Scan the data below. Pull out each line where "this" occurs.

★ ★ ★

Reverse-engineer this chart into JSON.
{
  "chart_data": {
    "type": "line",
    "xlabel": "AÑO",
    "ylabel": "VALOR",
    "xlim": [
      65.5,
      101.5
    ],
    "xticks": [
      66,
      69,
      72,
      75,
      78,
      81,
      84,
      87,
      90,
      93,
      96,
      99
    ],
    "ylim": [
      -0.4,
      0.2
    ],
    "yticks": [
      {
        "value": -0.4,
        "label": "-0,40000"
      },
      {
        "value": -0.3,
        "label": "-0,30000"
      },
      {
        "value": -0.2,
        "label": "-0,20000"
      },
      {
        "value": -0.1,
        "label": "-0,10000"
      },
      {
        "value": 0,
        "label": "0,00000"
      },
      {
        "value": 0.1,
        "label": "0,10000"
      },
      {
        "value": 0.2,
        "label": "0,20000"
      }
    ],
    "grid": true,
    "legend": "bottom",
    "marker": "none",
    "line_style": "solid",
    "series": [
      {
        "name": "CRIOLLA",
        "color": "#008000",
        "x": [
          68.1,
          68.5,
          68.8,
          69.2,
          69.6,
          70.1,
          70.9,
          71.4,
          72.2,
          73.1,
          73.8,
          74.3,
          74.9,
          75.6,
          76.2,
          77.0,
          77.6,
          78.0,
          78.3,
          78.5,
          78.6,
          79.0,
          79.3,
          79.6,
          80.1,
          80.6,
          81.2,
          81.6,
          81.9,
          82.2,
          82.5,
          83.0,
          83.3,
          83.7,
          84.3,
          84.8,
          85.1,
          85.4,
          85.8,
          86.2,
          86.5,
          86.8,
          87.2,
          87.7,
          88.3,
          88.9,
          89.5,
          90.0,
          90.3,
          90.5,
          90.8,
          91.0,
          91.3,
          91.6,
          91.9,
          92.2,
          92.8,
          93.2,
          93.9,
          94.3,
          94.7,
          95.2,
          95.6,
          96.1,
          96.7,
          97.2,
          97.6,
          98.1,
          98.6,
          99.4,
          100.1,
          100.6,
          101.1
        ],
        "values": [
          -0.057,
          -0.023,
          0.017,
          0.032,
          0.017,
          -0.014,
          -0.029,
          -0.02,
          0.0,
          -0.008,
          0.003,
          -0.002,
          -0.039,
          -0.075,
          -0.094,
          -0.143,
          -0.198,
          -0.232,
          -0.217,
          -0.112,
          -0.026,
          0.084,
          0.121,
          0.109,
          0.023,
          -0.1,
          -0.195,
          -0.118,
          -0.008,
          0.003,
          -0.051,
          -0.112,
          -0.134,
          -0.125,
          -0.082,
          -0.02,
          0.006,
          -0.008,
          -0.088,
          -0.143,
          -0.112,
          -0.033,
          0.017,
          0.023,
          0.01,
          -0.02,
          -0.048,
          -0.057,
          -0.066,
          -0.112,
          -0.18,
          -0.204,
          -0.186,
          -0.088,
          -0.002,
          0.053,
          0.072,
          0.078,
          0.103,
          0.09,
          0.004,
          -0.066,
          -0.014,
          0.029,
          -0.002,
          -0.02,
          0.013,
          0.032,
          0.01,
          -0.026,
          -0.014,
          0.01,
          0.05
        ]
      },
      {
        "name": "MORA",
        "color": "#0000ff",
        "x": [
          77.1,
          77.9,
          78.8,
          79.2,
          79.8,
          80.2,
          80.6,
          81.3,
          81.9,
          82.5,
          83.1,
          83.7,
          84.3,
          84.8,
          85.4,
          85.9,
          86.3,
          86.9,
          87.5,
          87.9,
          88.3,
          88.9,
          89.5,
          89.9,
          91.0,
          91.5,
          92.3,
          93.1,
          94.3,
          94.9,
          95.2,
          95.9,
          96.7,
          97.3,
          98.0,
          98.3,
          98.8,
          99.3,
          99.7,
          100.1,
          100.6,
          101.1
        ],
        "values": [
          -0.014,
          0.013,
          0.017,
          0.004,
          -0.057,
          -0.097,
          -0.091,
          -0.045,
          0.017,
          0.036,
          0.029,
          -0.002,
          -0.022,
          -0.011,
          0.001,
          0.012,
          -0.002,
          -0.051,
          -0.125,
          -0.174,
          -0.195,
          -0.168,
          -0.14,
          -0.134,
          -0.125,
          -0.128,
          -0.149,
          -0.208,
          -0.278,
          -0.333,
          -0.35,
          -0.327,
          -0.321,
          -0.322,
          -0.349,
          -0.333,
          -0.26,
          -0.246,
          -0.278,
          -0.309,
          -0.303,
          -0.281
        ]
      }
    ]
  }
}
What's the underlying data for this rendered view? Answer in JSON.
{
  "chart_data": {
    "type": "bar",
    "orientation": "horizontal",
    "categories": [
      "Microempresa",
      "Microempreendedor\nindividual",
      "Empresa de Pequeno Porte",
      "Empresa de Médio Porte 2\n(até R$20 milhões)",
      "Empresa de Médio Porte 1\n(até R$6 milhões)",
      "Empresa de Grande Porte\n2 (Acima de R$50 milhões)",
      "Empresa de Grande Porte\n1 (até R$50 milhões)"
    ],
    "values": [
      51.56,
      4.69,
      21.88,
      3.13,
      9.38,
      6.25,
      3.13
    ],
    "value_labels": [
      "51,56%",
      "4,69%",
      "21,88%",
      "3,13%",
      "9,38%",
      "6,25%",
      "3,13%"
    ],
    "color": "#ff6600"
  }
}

★ ★ ★

> Response below
Reverse-engineer this chart into JSON.
What's the underlying data for this rendered view? Answer in JSON.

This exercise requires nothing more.